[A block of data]
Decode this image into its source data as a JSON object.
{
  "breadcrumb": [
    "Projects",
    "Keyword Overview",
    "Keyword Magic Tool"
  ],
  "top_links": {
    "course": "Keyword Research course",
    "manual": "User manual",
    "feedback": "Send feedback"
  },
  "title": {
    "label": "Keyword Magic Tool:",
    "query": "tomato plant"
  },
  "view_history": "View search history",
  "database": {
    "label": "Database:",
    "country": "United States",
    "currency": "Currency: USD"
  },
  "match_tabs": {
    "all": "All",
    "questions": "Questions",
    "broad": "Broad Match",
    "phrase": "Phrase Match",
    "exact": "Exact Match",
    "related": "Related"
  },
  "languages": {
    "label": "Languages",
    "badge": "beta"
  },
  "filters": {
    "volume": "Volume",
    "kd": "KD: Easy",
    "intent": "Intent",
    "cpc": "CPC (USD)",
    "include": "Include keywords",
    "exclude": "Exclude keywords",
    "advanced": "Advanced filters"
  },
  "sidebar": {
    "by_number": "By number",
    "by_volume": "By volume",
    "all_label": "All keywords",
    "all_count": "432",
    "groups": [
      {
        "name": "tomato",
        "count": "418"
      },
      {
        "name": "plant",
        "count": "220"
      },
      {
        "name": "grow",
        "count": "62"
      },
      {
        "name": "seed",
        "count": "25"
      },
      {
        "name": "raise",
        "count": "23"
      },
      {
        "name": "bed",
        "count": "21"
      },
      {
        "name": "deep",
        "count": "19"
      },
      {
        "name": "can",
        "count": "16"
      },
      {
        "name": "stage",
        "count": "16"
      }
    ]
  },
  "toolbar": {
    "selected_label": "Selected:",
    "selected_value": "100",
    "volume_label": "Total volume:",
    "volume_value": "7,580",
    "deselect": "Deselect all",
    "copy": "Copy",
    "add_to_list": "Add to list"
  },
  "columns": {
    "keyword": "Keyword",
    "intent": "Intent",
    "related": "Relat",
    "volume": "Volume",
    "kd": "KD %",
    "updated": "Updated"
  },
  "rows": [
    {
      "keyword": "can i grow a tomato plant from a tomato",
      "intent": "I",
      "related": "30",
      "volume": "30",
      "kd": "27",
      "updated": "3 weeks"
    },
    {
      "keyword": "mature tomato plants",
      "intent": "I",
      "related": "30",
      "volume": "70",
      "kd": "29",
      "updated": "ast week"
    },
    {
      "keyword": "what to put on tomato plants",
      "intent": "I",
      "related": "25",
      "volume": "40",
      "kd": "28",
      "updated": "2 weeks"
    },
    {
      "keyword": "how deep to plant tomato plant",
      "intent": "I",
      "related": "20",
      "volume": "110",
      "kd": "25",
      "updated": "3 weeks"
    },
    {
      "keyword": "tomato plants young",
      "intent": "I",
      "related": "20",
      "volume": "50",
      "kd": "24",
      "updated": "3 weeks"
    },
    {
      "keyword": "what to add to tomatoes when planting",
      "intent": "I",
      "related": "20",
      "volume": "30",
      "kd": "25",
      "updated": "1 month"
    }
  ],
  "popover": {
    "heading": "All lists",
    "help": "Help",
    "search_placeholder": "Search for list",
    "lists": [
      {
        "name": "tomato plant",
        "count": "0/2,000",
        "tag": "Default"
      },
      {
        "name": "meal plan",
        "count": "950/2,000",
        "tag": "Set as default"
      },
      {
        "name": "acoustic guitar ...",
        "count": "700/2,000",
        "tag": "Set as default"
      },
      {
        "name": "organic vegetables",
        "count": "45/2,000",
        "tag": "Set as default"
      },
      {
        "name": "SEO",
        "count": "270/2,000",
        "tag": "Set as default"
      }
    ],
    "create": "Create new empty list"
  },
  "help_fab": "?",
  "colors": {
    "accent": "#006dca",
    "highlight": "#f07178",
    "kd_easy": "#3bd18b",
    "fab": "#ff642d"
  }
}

[Exercise aim]: How many lines of the records contain the string "what"? Respond with the number alone.

[Response to the exercise]: 2